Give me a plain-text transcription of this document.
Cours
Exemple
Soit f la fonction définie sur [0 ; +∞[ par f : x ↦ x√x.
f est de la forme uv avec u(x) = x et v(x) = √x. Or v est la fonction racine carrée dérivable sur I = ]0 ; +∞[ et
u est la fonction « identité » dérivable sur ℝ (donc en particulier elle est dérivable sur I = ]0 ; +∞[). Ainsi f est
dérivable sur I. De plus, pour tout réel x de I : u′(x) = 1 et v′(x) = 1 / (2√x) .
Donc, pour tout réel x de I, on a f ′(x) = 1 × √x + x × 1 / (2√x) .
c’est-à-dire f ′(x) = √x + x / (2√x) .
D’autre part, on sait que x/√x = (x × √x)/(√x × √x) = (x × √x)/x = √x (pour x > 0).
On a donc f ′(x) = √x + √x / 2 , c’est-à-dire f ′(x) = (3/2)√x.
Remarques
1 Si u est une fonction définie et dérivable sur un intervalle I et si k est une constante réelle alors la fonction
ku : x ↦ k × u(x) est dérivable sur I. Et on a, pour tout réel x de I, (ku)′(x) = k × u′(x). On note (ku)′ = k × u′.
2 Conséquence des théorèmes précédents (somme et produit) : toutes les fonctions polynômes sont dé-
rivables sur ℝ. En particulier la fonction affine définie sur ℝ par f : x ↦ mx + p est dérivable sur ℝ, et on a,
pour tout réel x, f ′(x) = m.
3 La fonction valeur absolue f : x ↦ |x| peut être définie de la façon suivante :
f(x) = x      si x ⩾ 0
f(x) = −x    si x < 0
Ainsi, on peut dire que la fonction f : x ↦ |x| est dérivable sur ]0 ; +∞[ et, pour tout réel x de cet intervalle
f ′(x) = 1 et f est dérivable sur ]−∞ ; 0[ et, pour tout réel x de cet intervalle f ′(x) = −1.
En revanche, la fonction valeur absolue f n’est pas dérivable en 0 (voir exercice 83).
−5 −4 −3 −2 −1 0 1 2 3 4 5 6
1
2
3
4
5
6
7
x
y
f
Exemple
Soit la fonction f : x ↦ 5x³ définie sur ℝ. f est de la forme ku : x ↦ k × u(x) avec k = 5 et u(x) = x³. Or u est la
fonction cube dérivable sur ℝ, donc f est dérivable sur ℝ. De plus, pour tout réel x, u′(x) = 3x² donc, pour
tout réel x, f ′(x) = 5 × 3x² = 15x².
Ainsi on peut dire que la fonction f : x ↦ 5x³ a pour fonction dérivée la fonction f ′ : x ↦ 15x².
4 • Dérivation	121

========================================================================

Written request: All of the data shown above must be copied exactly.

Response:
Give me a plain-text transcription of this document.
Cours
Exemple
Soit f la fonction définie sur [0 ; +∞[ par f : x ↦ x√x.
f est de la forme uv avec u(x) = x et v(x) = √x. Or v est la fonction racine carrée dérivable sur I = ]0 ; +∞[ et
u est la fonction « identité » dérivable sur ℝ (donc en particulier elle est dérivable sur I = ]0 ; +∞[). Ainsi f est
dérivable sur I. De plus, pour tout réel x de I : u′(x) = 1 et v′(x) = 1 / (2√x) .
Donc, pour tout réel x de I, on a f ′(x) = 1 × √x + x × 1 / (2√x) .
c’est-à-dire f ′(x) = √x + x / (2√x) .
D’autre part, on sait que x/√x = (x × √x)/(√x × √x) = (x × √x)/x = √x (pour x > 0).
On a donc f ′(x) = √x + √x / 2 , c’est-à-dire f ′(x) = (3/2)√x.
Remarques
1 Si u est une fonction définie et dérivable sur un intervalle I et si k est une constante réelle alors la fonction
ku : x ↦ k × u(x) est dérivable sur I. Et on a, pour tout réel x de I, (ku)′(x) = k × u′(x). On note (ku)′ = k × u′.
2 Conséquence des théorèmes précédents (somme et produit) : toutes les fonctions polynômes sont dé-
rivables sur ℝ. En particulier la fonction affine définie sur ℝ par f : x ↦ mx + p est dérivable sur ℝ, et on a,
pour tout réel x, f ′(x) = m.
3 La fonction valeur absolue f : x ↦ |x| peut être définie de la façon suivante :
f(x) = x      si x ⩾ 0
f(x) = −x    si x < 0
Ainsi, on peut dire que la fonction f : x ↦ |x| est dérivable sur ]0 ; +∞[ et, pour tout réel x de cet intervalle
f ′(x) = 1 et f est dérivable sur ]−∞ ; 0[ et, pour tout réel x de cet intervalle f ′(x) = −1.
En revanche, la fonction valeur absolue f n’est pas dérivable en 0 (voir exercice 83).
−5 −4 −3 −2 −1 0 1 2 3 4 5 6
1
2
3
4
5
6
7
x
y
f
Exemple
Soit la fonction f : x ↦ 5x³ définie sur ℝ. f est de la forme ku : x ↦ k × u(x) avec k = 5 et u(x) = x³. Or u est la
fonction cube dérivable sur ℝ, donc f est dérivable sur ℝ. De plus, pour tout réel x, u′(x) = 3x² donc, pour
tout réel x, f ′(x) = 5 × 3x² = 15x².
Ainsi on peut dire que la fonction f : x ↦ 5x³ a pour fonction dérivée la fonction f ′ : x ↦ 15x².
4 • Dérivation	121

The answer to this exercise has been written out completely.